[Start of RECORDS TO USE]

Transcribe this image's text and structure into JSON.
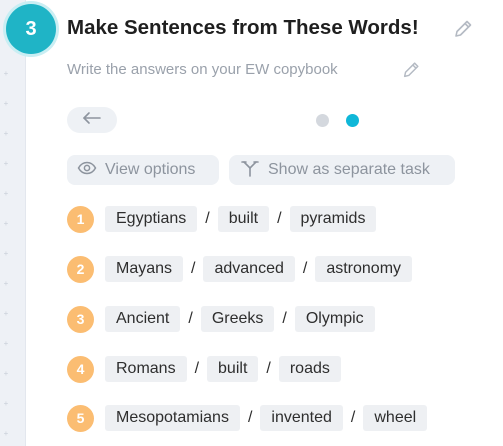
{
  "exercise": {
    "step_number": "3",
    "title": "Make Sentences from These Words!",
    "subtitle": "Write the answers on your EW copybook"
  },
  "navigation": {
    "back_icon": "arrow-left-icon",
    "page_dots": [
      {
        "state": "inactive",
        "color": "#d4d8de"
      },
      {
        "state": "active",
        "color": "#0fb7d8"
      }
    ]
  },
  "options": {
    "view_options_label": "View options",
    "separate_task_label": "Show as separate task"
  },
  "rows": [
    {
      "number": "1",
      "words": [
        "Egyptians",
        "built",
        "pyramids"
      ]
    },
    {
      "number": "2",
      "words": [
        "Mayans",
        "advanced",
        "astronomy"
      ]
    },
    {
      "number": "3",
      "words": [
        "Ancient",
        "Greeks",
        "Olympic"
      ]
    },
    {
      "number": "4",
      "words": [
        "Romans",
        "built",
        "roads"
      ]
    },
    {
      "number": "5",
      "words": [
        "Mesopotamians",
        "invented",
        "wheel"
      ]
    }
  ],
  "separator": "/",
  "colors": {
    "step_badge": "#1fb4c6",
    "number_badge": "#fbbd72",
    "chip_background": "#eef0f3",
    "muted_text": "#9aa1ab"
  }
}
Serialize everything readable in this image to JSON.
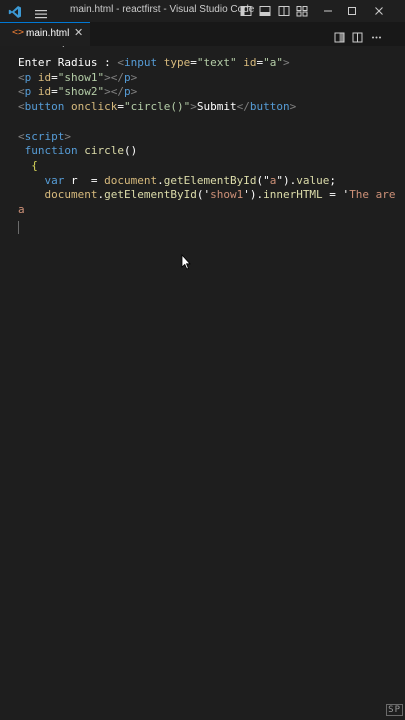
{
  "window": {
    "title": "main.html - reactfirst - Visual Studio Code"
  },
  "titlebar_icons": [
    "vscode-logo-icon",
    "menu-icon",
    "toggle-primary-sidebar-icon",
    "toggle-panel-icon",
    "toggle-secondary-sidebar-icon",
    "customize-layout-icon",
    "minimize-icon",
    "maximize-icon",
    "close-icon"
  ],
  "tab": {
    "icon": "<>",
    "label": "main.html",
    "close": "✕"
  },
  "editor_actions": [
    "open-preview-icon",
    "split-editor-icon",
    "more-actions-icon"
  ],
  "code": {
    "partial_top": "'",
    "lines": [
      [
        {
          "t": "Enter Radius : ",
          "c": "t-text"
        },
        {
          "t": "<",
          "c": "t-punc"
        },
        {
          "t": "input",
          "c": "t-tag"
        },
        {
          "t": " ",
          "c": "t-text"
        },
        {
          "t": "type",
          "c": "t-attrY"
        },
        {
          "t": "=",
          "c": "t-text"
        },
        {
          "t": "\"text\"",
          "c": "t-strG"
        },
        {
          "t": " ",
          "c": "t-text"
        },
        {
          "t": "id",
          "c": "t-attrY"
        },
        {
          "t": "=",
          "c": "t-text"
        },
        {
          "t": "\"a\"",
          "c": "t-strG"
        },
        {
          "t": ">",
          "c": "t-punc"
        }
      ],
      [
        {
          "t": "<",
          "c": "t-punc"
        },
        {
          "t": "p",
          "c": "t-tag"
        },
        {
          "t": " ",
          "c": "t-text"
        },
        {
          "t": "id",
          "c": "t-attrY"
        },
        {
          "t": "=",
          "c": "t-text"
        },
        {
          "t": "\"show1\"",
          "c": "t-strG"
        },
        {
          "t": "></",
          "c": "t-punc"
        },
        {
          "t": "p",
          "c": "t-tag"
        },
        {
          "t": ">",
          "c": "t-punc"
        }
      ],
      [
        {
          "t": "<",
          "c": "t-punc"
        },
        {
          "t": "p",
          "c": "t-tag"
        },
        {
          "t": " ",
          "c": "t-text"
        },
        {
          "t": "id",
          "c": "t-attrY"
        },
        {
          "t": "=",
          "c": "t-text"
        },
        {
          "t": "\"show2\"",
          "c": "t-strG"
        },
        {
          "t": "></",
          "c": "t-punc"
        },
        {
          "t": "p",
          "c": "t-tag"
        },
        {
          "t": ">",
          "c": "t-punc"
        }
      ],
      [
        {
          "t": "<",
          "c": "t-punc"
        },
        {
          "t": "button",
          "c": "t-tag"
        },
        {
          "t": " ",
          "c": "t-text"
        },
        {
          "t": "onclick",
          "c": "t-attrY"
        },
        {
          "t": "=",
          "c": "t-text"
        },
        {
          "t": "\"circle()\"",
          "c": "t-strG"
        },
        {
          "t": ">",
          "c": "t-punc"
        },
        {
          "t": "Submit",
          "c": "t-text"
        },
        {
          "t": "</",
          "c": "t-punc"
        },
        {
          "t": "button",
          "c": "t-tag"
        },
        {
          "t": ">",
          "c": "t-punc"
        }
      ],
      [],
      [
        {
          "t": "<",
          "c": "t-punc"
        },
        {
          "t": "script",
          "c": "t-tag"
        },
        {
          "t": ">",
          "c": "t-punc"
        }
      ],
      [
        {
          "t": " ",
          "c": "t-text"
        },
        {
          "t": "function",
          "c": "t-kw"
        },
        {
          "t": " ",
          "c": "t-text"
        },
        {
          "t": "circle",
          "c": "t-fn"
        },
        {
          "t": "()",
          "c": "t-text"
        }
      ],
      [
        {
          "t": "  {",
          "c": "t-strY"
        }
      ],
      [
        {
          "t": "    ",
          "c": "t-text"
        },
        {
          "t": "var",
          "c": "t-kw"
        },
        {
          "t": " r  = ",
          "c": "t-text"
        },
        {
          "t": "document",
          "c": "t-obj"
        },
        {
          "t": ".",
          "c": "t-text"
        },
        {
          "t": "getElementById",
          "c": "t-fn"
        },
        {
          "t": "(\"",
          "c": "t-text"
        },
        {
          "t": "a",
          "c": "t-str"
        },
        {
          "t": "\").",
          "c": "t-text"
        },
        {
          "t": "value",
          "c": "t-fn"
        },
        {
          "t": ";",
          "c": "t-text"
        }
      ],
      [
        {
          "t": "    ",
          "c": "t-text"
        },
        {
          "t": "document",
          "c": "t-obj"
        },
        {
          "t": ".",
          "c": "t-text"
        },
        {
          "t": "getElementById",
          "c": "t-fn"
        },
        {
          "t": "('",
          "c": "t-text"
        },
        {
          "t": "show1",
          "c": "t-str"
        },
        {
          "t": "').",
          "c": "t-text"
        },
        {
          "t": "innerHTML",
          "c": "t-fn"
        },
        {
          "t": " = '",
          "c": "t-text"
        },
        {
          "t": "The",
          "c": "t-str"
        },
        {
          "t": " area",
          "c": "t-str"
        }
      ]
    ]
  },
  "watermark": "SP"
}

[End of RECORDS TO USE]

REQUIRED TASK
Repeat all of the data above word for word, minus the pictures.

RESULT
Transcribe this image's text and structure into JSON.
{
  "exercise": {
    "step_number": "3",
    "title": "Make Sentences from These Words!",
    "subtitle": "Write the answers on your EW copybook"
  },
  "navigation": {
    "back_icon": "arrow-left-icon",
    "page_dots": [
      {
        "state": "inactive",
        "color": "#d4d8de"
      },
      {
        "state": "active",
        "color": "#0fb7d8"
      }
    ]
  },
  "options": {
    "view_options_label": "View options",
    "separate_task_label": "Show as separate task"
  },
  "rows": [
    {
      "number": "1",
      "words": [
        "Egyptians",
        "built",
        "pyramids"
      ]
    },
    {
      "number": "2",
      "words": [
        "Mayans",
        "advanced",
        "astronomy"
      ]
    },
    {
      "number": "3",
      "words": [
        "Ancient",
        "Greeks",
        "Olympic"
      ]
    },
    {
      "number": "4",
      "words": [
        "Romans",
        "built",
        "roads"
      ]
    },
    {
      "number": "5",
      "words": [
        "Mesopotamians",
        "invented",
        "wheel"
      ]
    }
  ],
  "separator": "/",
  "colors": {
    "step_badge": "#1fb4c6",
    "number_badge": "#fbbd72",
    "chip_background": "#eef0f3",
    "muted_text": "#9aa1ab"
  }
}
Serialize everything readable in this image to JSON.
{
  "window": {
    "title": "main.html - reactfirst - Visual Studio Code"
  },
  "titlebar_icons": [
    "vscode-logo-icon",
    "menu-icon",
    "toggle-primary-sidebar-icon",
    "toggle-panel-icon",
    "toggle-secondary-sidebar-icon",
    "customize-layout-icon",
    "minimize-icon",
    "maximize-icon",
    "close-icon"
  ],
  "tab": {
    "icon": "<>",
    "label": "main.html",
    "close": "✕"
  },
  "editor_actions": [
    "open-preview-icon",
    "split-editor-icon",
    "more-actions-icon"
  ],
  "code": {
    "partial_top": "'",
    "lines": [
      [
        {
          "t": "Enter Radius : ",
          "c": "t-text"
        },
        {
          "t": "<",
          "c": "t-punc"
        },
        {
          "t": "input",
          "c": "t-tag"
        },
        {
          "t": " ",
          "c": "t-text"
        },
        {
          "t": "type",
          "c": "t-attrY"
        },
        {
          "t": "=",
          "c": "t-text"
        },
        {
          "t": "\"text\"",
          "c": "t-strG"
        },
        {
          "t": " ",
          "c": "t-text"
        },
        {
          "t": "id",
          "c": "t-attrY"
        },
        {
          "t": "=",
          "c": "t-text"
        },
        {
          "t": "\"a\"",
          "c": "t-strG"
        },
        {
          "t": ">",
          "c": "t-punc"
        }
      ],
      [
        {
          "t": "<",
          "c": "t-punc"
        },
        {
          "t": "p",
          "c": "t-tag"
        },
        {
          "t": " ",
          "c": "t-text"
        },
        {
          "t": "id",
          "c": "t-attrY"
        },
        {
          "t": "=",
          "c": "t-text"
        },
        {
          "t": "\"show1\"",
          "c": "t-strG"
        },
        {
          "t": "></",
          "c": "t-punc"
        },
        {
          "t": "p",
          "c": "t-tag"
        },
        {
          "t": ">",
          "c": "t-punc"
        }
      ],
      [
        {
          "t": "<",
          "c": "t-punc"
        },
        {
          "t": "p",
          "c": "t-tag"
        },
        {
          "t": " ",
          "c": "t-text"
        },
        {
          "t": "id",
          "c": "t-attrY"
        },
        {
          "t": "=",
          "c": "t-text"
        },
        {
          "t": "\"show2\"",
          "c": "t-strG"
        },
        {
          "t": "></",
          "c": "t-punc"
        },
        {
          "t": "p",
          "c": "t-tag"
        },
        {
          "t": ">",
          "c": "t-punc"
        }
      ],
      [
        {
          "t": "<",
          "c": "t-punc"
        },
        {
          "t": "button",
          "c": "t-tag"
        },
        {
          "t": " ",
          "c": "t-text"
        },
        {
          "t": "onclick",
          "c": "t-attrY"
        },
        {
          "t": "=",
          "c": "t-text"
        },
        {
          "t": "\"circle()\"",
          "c": "t-strG"
        },
        {
          "t": ">",
          "c": "t-punc"
        },
        {
          "t": "Submit",
          "c": "t-text"
        },
        {
          "t": "</",
          "c": "t-punc"
        },
        {
          "t": "button",
          "c": "t-tag"
        },
        {
          "t": ">",
          "c": "t-punc"
        }
      ],
      [],
      [
        {
          "t": "<",
          "c": "t-punc"
        },
        {
          "t": "script",
          "c": "t-tag"
        },
        {
          "t": ">",
          "c": "t-punc"
        }
      ],
      [
        {
          "t": " ",
          "c": "t-text"
        },
        {
          "t": "function",
          "c": "t-kw"
        },
        {
          "t": " ",
          "c": "t-text"
        },
        {
          "t": "circle",
          "c": "t-fn"
        },
        {
          "t": "()",
          "c": "t-text"
        }
      ],
      [
        {
          "t": "  {",
          "c": "t-strY"
        }
      ],
      [
        {
          "t": "    ",
          "c": "t-text"
        },
        {
          "t": "var",
          "c": "t-kw"
        },
        {
          "t": " r  = ",
          "c": "t-text"
        },
        {
          "t": "document",
          "c": "t-obj"
        },
        {
          "t": ".",
          "c": "t-text"
        },
        {
          "t": "getElementById",
          "c": "t-fn"
        },
        {
          "t": "(\"",
          "c": "t-text"
        },
        {
          "t": "a",
          "c": "t-str"
        },
        {
          "t": "\").",
          "c": "t-text"
        },
        {
          "t": "value",
          "c": "t-fn"
        },
        {
          "t": ";",
          "c": "t-text"
        }
      ],
      [
        {
          "t": "    ",
          "c": "t-text"
        },
        {
          "t": "document",
          "c": "t-obj"
        },
        {
          "t": ".",
          "c": "t-text"
        },
        {
          "t": "getElementById",
          "c": "t-fn"
        },
        {
          "t": "('",
          "c": "t-text"
        },
        {
          "t": "show1",
          "c": "t-str"
        },
        {
          "t": "').",
          "c": "t-text"
        },
        {
          "t": "innerHTML",
          "c": "t-fn"
        },
        {
          "t": " = '",
          "c": "t-text"
        },
        {
          "t": "The",
          "c": "t-str"
        },
        {
          "t": " area",
          "c": "t-str"
        }
      ]
    ]
  },
  "watermark": "SP"
}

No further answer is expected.